Hence we may express ${\displaystyle \tau _{0},\alpha ',\beta '}$ as power-series in ${\displaystyle k,\lambda '}$ so that for any pair of values ${\displaystyle k,\lambda '}$, which have been taken sufficiently small, there corresponds a curve in space.

From the differential equation it follows in a similar manner as was shown in Art. 149, that for one pair of values ${\displaystyle k,\lambda '}$ there corresponds only one curve, and that every curve is completely determined through the initial point and the initial direction. We, therefore, conclude, as in Art. 149, that the equations 4) and 5) afford us all the curves which are neighboring the original curve, which have the same end-point with it, and which satisfy the differential equation.

Article 233.
We have now to choose the constants in such a way that the new curve in space will go through a point ${\displaystyle x+\xi ,y+\eta ,z+\zeta }$ which lies in the neighborhood of any point ${\displaystyle x,y,z}$ situated on the old curve. If then we give to / a definite value and take sufficiently small values for ${\displaystyle \xi ,\eta ,\zeta }$, the following equations must be satisfied:

7)

◆ Provided material ◆

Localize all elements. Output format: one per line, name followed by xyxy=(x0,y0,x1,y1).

◆ Given request ◆
Reproduce the part of the passage on neighboring curves between "Hence we may" and "Article 233.", inclusive. The listing is separate material and has no connection to the passage on neighboring curves.

◆ Result for this exercise ◆
Hence we may express ${\displaystyle \tau _{0},\alpha ',\beta '}$ as power-series in ${\displaystyle k,\lambda '}$ so that for any pair of values ${\displaystyle k,\lambda '}$, which have been taken sufficiently small, there corresponds a curve in space.

From the differential equation it follows in a similar manner as was shown in Art. 149, that for one pair of values ${\displaystyle k,\lambda '}$ there corresponds only one curve, and that every curve is completely determined through the initial point and the initial direction. We, therefore, conclude, as in Art. 149, that the equations 4) and 5) afford us all the curves which are neighboring the original curve, which have the same end-point with it, and which satisfy the differential equation.

Article 233.